→ **Source records**
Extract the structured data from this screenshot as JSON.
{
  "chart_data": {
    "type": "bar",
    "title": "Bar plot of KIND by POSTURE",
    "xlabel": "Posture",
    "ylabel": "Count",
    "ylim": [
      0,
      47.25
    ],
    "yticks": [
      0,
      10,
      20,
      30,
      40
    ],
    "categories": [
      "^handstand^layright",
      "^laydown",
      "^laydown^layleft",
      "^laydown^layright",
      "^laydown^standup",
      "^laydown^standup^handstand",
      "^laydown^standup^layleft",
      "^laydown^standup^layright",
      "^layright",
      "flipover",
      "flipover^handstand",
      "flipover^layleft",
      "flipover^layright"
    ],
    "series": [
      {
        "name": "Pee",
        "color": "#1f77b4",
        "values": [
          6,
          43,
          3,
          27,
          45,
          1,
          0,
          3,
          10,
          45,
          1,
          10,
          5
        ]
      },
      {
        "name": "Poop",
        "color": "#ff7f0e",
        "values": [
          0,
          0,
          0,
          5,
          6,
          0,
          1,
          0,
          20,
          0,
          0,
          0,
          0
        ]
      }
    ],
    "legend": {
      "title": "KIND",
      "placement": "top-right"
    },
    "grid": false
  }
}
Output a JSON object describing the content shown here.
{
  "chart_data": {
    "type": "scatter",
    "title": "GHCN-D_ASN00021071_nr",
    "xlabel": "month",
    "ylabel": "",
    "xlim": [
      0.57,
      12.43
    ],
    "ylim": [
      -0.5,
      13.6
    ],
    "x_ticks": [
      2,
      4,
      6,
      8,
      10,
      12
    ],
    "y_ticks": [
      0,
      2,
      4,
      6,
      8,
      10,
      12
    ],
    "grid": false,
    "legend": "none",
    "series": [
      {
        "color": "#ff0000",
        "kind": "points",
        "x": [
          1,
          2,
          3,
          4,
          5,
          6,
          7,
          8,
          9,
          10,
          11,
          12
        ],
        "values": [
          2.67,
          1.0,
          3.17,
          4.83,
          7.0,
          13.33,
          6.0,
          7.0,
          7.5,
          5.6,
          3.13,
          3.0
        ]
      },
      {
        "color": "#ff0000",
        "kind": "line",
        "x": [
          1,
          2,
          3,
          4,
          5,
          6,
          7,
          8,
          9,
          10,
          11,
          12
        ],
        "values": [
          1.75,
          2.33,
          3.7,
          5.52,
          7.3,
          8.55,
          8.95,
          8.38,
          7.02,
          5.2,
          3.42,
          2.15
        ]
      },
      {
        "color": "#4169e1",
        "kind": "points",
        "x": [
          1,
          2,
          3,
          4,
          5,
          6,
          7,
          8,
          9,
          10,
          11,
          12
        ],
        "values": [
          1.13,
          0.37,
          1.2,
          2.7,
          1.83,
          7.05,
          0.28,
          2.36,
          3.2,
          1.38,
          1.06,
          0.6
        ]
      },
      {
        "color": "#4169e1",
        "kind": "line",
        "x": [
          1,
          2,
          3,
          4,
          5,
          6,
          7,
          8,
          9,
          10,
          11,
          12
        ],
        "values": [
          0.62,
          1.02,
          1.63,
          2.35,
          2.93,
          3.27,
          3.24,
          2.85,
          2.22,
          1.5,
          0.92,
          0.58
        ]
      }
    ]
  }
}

→ **Problem to work on**
Go through the listing and print each line exactly as it appears.

→ **Result of the exercise**
Extract the structured data from this screenshot as JSON.
{
  "chart_data": {
    "type": "bar",
    "title": "Bar plot of KIND by POSTURE",
    "xlabel": "Posture",
    "ylabel": "Count",
    "ylim": [
      0,
      47.25
    ],
    "yticks": [
      0,
      10,
      20,
      30,
      40
    ],
    "categories": [
      "^handstand^layright",
      "^laydown",
      "^laydown^layleft",
      "^laydown^layright",
      "^laydown^standup",
      "^laydown^standup^handstand",
      "^laydown^standup^layleft",
      "^laydown^standup^layright",
      "^layright",
      "flipover",
      "flipover^handstand",
      "flipover^layleft",
      "flipover^layright"
    ],
    "series": [
      {
        "name": "Pee",
        "color": "#1f77b4",
        "values": [
          6,
          43,
          3,
          27,
          45,
          1,
          0,
          3,
          10,
          45,
          1,
          10,
          5
        ]
      },
      {
        "name": "Poop",
        "color": "#ff7f0e",
        "values": [
          0,
          0,
          0,
          5,
          6,
          0,
          1,
          0,
          20,
          0,
          0,
          0,
          0
        ]
      }
    ],
    "legend": {
      "title": "KIND",
      "placement": "top-right"
    },
    "grid": false
  }
}
Output a JSON object describing the content shown here.
{
  "chart_data": {
    "type": "scatter",
    "title": "GHCN-D_ASN00021071_nr",
    "xlabel": "month",
    "ylabel": "",
    "xlim": [
      0.57,
      12.43
    ],
    "ylim": [
      -0.5,
      13.6
    ],
    "x_ticks": [
      2,
      4,
      6,
      8,
      10,
      12
    ],
    "y_ticks": [
      0,
      2,
      4,
      6,
      8,
      10,
      12
    ],
    "grid": false,
    "legend": "none",
    "series": [
      {
        "color": "#ff0000",
        "kind": "points",
        "x": [
          1,
          2,
          3,
          4,
          5,
          6,
          7,
          8,
          9,
          10,
          11,
          12
        ],
        "values": [
          2.67,
          1.0,
          3.17,
          4.83,
          7.0,
          13.33,
          6.0,
          7.0,
          7.5,
          5.6,
          3.13,
          3.0
        ]
      },
      {
        "color": "#ff0000",
        "kind": "line",
        "x": [
          1,
          2,
          3,
          4,
          5,
          6,
          7,
          8,
          9,
          10,
          11,
          12
        ],
        "values": [
          1.75,
          2.33,
          3.7,
          5.52,
          7.3,
          8.55,
          8.95,
          8.38,
          7.02,
          5.2,
          3.42,
          2.15
        ]
      },
      {
        "color": "#4169e1",
        "kind": "points",
        "x": [
          1,
          2,
          3,
          4,
          5,
          6,
          7,
          8,
          9,
          10,
          11,
          12
        ],
        "values": [
          1.13,
          0.37,
          1.2,
          2.7,
          1.83,
          7.05,
          0.28,
          2.36,
          3.2,
          1.38,
          1.06,
          0.6
        ]
      },
      {
        "color": "#4169e1",
        "kind": "line",
        "x": [
          1,
          2,
          3,
          4,
          5,
          6,
          7,
          8,
          9,
          10,
          11,
          12
        ],
        "values": [
          0.62,
          1.02,
          1.63,
          2.35,
          2.93,
          3.27,
          3.24,
          2.85,
          2.22,
          1.5,
          0.92,
          0.58
        ]
      }
    ]
  }
}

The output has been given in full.